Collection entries
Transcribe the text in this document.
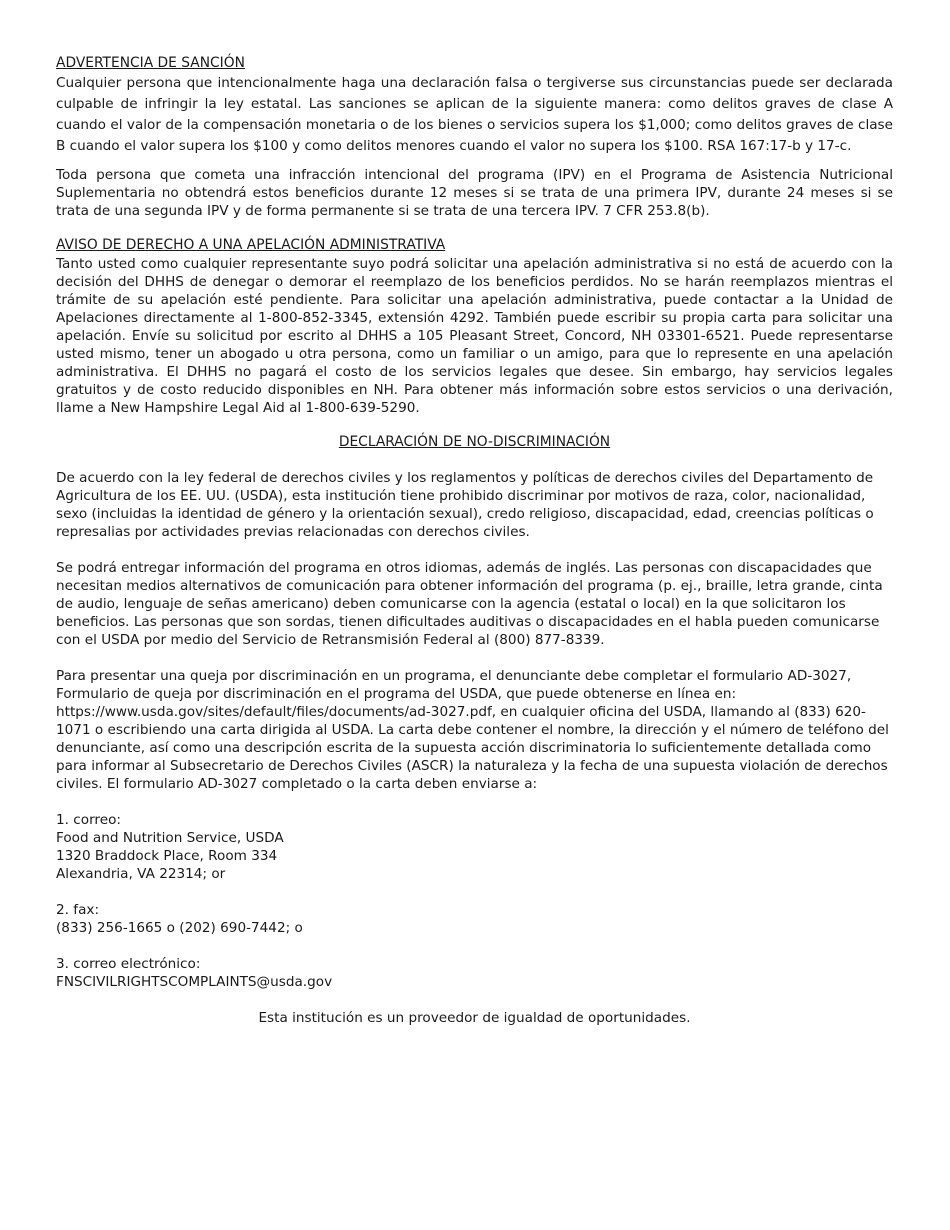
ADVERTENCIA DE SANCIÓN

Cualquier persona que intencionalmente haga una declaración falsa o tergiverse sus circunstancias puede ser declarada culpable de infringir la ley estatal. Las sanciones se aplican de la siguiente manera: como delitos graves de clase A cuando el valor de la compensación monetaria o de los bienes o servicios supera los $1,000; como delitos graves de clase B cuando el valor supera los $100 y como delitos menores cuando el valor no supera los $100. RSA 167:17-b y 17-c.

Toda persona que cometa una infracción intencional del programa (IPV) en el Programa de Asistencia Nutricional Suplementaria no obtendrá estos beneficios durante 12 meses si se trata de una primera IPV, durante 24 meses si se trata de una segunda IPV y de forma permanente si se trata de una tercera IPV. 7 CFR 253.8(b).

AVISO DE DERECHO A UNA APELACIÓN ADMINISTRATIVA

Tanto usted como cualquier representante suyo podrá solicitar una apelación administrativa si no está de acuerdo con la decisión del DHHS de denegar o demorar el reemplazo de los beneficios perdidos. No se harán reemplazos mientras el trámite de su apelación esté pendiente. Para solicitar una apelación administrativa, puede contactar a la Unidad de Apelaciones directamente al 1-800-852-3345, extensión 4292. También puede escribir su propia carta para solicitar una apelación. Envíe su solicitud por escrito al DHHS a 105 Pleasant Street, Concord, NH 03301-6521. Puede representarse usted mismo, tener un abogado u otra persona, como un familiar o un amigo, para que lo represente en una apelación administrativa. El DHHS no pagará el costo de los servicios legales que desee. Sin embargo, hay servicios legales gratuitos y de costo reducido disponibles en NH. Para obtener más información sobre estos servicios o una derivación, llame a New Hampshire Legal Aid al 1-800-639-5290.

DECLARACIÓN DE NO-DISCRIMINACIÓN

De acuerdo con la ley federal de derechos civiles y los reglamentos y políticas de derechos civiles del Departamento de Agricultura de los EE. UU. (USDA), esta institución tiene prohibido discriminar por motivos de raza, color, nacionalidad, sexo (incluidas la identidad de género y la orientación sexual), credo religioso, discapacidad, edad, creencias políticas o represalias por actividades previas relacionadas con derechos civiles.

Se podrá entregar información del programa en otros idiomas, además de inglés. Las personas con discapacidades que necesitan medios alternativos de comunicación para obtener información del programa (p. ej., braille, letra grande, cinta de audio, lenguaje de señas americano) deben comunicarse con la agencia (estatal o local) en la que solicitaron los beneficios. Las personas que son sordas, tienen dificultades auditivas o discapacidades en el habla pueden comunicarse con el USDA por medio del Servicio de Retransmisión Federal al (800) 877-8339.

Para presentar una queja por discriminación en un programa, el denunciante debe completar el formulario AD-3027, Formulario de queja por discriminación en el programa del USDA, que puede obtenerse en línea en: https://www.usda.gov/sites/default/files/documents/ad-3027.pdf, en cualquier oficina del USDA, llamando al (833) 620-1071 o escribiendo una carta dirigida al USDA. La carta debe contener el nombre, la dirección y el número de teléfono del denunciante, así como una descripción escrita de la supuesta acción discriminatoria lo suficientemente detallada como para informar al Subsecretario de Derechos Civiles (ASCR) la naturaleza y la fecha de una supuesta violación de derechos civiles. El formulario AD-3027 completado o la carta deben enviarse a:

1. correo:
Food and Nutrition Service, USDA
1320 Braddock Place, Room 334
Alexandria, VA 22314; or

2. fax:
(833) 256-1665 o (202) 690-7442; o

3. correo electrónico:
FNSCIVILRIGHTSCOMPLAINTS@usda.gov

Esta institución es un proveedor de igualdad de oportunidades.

TASK PROMPT: Output all of the records exactly as they appear above, but not the pictures.

RESULT:
Transcribe the text in this document.
ADVERTENCIA DE SANCIÓN

Cualquier persona que intencionalmente haga una declaración falsa o tergiverse sus circunstancias puede ser declarada culpable de infringir la ley estatal. Las sanciones se aplican de la siguiente manera: como delitos graves de clase A cuando el valor de la compensación monetaria o de los bienes o servicios supera los $1,000; como delitos graves de clase B cuando el valor supera los $100 y como delitos menores cuando el valor no supera los $100. RSA 167:17-b y 17-c.

Toda persona que cometa una infracción intencional del programa (IPV) en el Programa de Asistencia Nutricional Suplementaria no obtendrá estos beneficios durante 12 meses si se trata de una primera IPV, durante 24 meses si se trata de una segunda IPV y de forma permanente si se trata de una tercera IPV. 7 CFR 253.8(b).

AVISO DE DERECHO A UNA APELACIÓN ADMINISTRATIVA

Tanto usted como cualquier representante suyo podrá solicitar una apelación administrativa si no está de acuerdo con la decisión del DHHS de denegar o demorar el reemplazo de los beneficios perdidos. No se harán reemplazos mientras el trámite de su apelación esté pendiente. Para solicitar una apelación administrativa, puede contactar a la Unidad de Apelaciones directamente al 1-800-852-3345, extensión 4292. También puede escribir su propia carta para solicitar una apelación. Envíe su solicitud por escrito al DHHS a 105 Pleasant Street, Concord, NH 03301-6521. Puede representarse usted mismo, tener un abogado u otra persona, como un familiar o un amigo, para que lo represente en una apelación administrativa. El DHHS no pagará el costo de los servicios legales que desee. Sin embargo, hay servicios legales gratuitos y de costo reducido disponibles en NH. Para obtener más información sobre estos servicios o una derivación, llame a New Hampshire Legal Aid al 1-800-639-5290.

DECLARACIÓN DE NO-DISCRIMINACIÓN

De acuerdo con la ley federal de derechos civiles y los reglamentos y políticas de derechos civiles del Departamento de Agricultura de los EE. UU. (USDA), esta institución tiene prohibido discriminar por motivos de raza, color, nacionalidad, sexo (incluidas la identidad de género y la orientación sexual), credo religioso, discapacidad, edad, creencias políticas o represalias por actividades previas relacionadas con derechos civiles.

Se podrá entregar información del programa en otros idiomas, además de inglés. Las personas con discapacidades que necesitan medios alternativos de comunicación para obtener información del programa (p. ej., braille, letra grande, cinta de audio, lenguaje de señas americano) deben comunicarse con la agencia (estatal o local) en la que solicitaron los beneficios. Las personas que son sordas, tienen dificultades auditivas o discapacidades en el habla pueden comunicarse con el USDA por medio del Servicio de Retransmisión Federal al (800) 877-8339.

Para presentar una queja por discriminación en un programa, el denunciante debe completar el formulario AD-3027, Formulario de queja por discriminación en el programa del USDA, que puede obtenerse en línea en: https://www.usda.gov/sites/default/files/documents/ad-3027.pdf, en cualquier oficina del USDA, llamando al (833) 620-1071 o escribiendo una carta dirigida al USDA. La carta debe contener el nombre, la dirección y el número de teléfono del denunciante, así como una descripción escrita de la supuesta acción discriminatoria lo suficientemente detallada como para informar al Subsecretario de Derechos Civiles (ASCR) la naturaleza y la fecha de una supuesta violación de derechos civiles. El formulario AD-3027 completado o la carta deben enviarse a:

1. correo:
Food and Nutrition Service, USDA
1320 Braddock Place, Room 334
Alexandria, VA 22314; or

2. fax:
(833) 256-1665 o (202) 690-7442; o

3. correo electrónico:
FNSCIVILRIGHTSCOMPLAINTS@usda.gov

Esta institución es un proveedor de igualdad de oportunidades.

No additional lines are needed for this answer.